(Task brief) Report the count of lines below in which the string "label" occurs; include nothing else.

(Supplied information)
## START

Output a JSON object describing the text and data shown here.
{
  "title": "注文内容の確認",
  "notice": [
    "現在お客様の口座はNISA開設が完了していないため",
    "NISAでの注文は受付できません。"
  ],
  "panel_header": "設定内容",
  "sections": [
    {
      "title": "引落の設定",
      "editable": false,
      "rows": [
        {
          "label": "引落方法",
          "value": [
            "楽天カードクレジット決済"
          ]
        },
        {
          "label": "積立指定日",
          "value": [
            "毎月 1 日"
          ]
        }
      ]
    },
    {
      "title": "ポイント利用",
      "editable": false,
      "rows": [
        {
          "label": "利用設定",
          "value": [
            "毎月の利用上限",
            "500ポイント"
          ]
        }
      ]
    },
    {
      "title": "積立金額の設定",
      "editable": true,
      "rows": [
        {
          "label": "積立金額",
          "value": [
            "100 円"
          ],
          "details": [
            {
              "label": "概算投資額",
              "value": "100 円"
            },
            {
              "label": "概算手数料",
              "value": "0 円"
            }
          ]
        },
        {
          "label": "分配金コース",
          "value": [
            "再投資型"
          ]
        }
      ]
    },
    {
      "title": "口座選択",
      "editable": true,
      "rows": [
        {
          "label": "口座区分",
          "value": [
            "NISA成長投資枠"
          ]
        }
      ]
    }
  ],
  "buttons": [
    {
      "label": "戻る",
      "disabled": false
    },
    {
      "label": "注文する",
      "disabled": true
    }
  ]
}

## END

(Correct answer) 10